>> Start Working data
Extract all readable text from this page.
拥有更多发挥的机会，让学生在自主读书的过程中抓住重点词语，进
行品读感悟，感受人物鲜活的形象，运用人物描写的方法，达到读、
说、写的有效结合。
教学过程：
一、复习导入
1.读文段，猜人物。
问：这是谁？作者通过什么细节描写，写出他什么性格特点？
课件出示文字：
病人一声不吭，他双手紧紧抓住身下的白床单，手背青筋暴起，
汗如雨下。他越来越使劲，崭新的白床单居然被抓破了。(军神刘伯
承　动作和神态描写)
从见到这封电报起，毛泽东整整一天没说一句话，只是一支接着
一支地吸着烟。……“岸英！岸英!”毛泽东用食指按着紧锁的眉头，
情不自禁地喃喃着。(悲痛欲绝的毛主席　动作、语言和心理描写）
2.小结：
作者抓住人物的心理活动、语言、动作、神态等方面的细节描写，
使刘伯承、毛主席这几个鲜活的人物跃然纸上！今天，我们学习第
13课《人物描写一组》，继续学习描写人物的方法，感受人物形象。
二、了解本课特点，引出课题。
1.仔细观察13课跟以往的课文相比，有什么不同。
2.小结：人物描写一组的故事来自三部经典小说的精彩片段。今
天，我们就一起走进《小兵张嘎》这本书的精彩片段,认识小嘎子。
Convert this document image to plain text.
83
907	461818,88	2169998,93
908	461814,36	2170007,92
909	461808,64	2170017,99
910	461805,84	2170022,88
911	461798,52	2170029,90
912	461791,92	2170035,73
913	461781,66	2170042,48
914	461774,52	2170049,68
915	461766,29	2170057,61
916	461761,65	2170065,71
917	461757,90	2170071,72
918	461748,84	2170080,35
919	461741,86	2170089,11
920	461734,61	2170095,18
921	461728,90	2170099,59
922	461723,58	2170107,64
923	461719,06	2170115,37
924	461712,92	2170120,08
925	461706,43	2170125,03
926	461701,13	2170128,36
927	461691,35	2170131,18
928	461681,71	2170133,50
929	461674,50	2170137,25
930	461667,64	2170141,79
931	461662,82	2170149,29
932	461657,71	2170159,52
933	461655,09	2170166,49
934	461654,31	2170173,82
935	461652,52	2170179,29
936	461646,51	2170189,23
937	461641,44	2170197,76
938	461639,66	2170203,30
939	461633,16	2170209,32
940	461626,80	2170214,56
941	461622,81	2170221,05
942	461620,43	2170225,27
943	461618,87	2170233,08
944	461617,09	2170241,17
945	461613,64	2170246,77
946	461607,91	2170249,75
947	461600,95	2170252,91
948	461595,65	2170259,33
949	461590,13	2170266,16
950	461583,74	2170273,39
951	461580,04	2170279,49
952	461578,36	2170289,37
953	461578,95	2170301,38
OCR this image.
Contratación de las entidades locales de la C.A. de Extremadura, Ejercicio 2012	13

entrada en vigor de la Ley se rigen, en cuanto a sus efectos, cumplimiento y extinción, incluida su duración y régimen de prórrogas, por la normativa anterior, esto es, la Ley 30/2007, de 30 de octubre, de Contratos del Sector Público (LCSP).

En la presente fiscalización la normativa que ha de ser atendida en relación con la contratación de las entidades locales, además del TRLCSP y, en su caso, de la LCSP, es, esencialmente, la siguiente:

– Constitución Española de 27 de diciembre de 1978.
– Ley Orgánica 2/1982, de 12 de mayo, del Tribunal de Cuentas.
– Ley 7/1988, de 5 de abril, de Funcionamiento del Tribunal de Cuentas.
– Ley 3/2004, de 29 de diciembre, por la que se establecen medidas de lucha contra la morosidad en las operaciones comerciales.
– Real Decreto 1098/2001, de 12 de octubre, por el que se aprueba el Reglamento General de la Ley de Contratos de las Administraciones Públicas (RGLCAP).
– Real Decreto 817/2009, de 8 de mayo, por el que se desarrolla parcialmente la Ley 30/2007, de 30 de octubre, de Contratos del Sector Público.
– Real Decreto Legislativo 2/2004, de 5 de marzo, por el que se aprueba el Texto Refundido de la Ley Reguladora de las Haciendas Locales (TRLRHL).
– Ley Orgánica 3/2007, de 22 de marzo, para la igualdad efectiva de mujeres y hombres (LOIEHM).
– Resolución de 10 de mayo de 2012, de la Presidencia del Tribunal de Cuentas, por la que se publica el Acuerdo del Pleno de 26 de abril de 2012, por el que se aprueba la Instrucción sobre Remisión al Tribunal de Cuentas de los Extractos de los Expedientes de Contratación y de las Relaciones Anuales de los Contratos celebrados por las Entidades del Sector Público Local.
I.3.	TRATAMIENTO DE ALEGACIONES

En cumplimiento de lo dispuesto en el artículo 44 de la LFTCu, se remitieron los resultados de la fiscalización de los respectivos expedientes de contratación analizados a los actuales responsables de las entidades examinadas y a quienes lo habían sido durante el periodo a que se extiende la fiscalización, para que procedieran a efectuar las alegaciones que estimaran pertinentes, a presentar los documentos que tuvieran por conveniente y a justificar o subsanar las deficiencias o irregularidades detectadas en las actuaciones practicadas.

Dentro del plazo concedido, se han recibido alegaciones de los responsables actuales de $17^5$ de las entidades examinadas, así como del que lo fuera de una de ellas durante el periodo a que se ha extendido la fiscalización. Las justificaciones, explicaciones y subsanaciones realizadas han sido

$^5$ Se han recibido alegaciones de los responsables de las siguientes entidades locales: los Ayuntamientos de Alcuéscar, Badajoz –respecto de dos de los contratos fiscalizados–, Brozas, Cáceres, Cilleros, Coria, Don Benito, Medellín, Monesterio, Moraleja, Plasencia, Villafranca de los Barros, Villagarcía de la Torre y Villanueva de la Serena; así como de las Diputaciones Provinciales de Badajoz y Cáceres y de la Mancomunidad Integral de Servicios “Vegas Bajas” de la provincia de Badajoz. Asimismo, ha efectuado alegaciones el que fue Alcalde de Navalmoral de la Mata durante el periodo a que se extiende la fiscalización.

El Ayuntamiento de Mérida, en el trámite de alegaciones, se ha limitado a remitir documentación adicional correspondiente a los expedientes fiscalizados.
>> End Working data
### Description of the task
Locate the word "Tribunal" in the data above. Copy every line carrying it.

### Result of this task
– Ley Orgánica 2/1982, de 12 de mayo, del Tribunal de Cuentas.
– Ley 7/1988, de 5 de abril, de Funcionamiento del Tribunal de Cuentas.
– Resolución de 10 de mayo de 2012, de la Presidencia del Tribunal de Cuentas, por la que se publica el Acuerdo del Pleno de 26 de abril de 2012, por el que se aprueba la Instrucción sobre Remisión al Tribunal de Cuentas de los Extractos de los Expedientes de Contratación y de las Relaciones Anuales de los Contratos celebrados por las Entidades del Sector Público Local.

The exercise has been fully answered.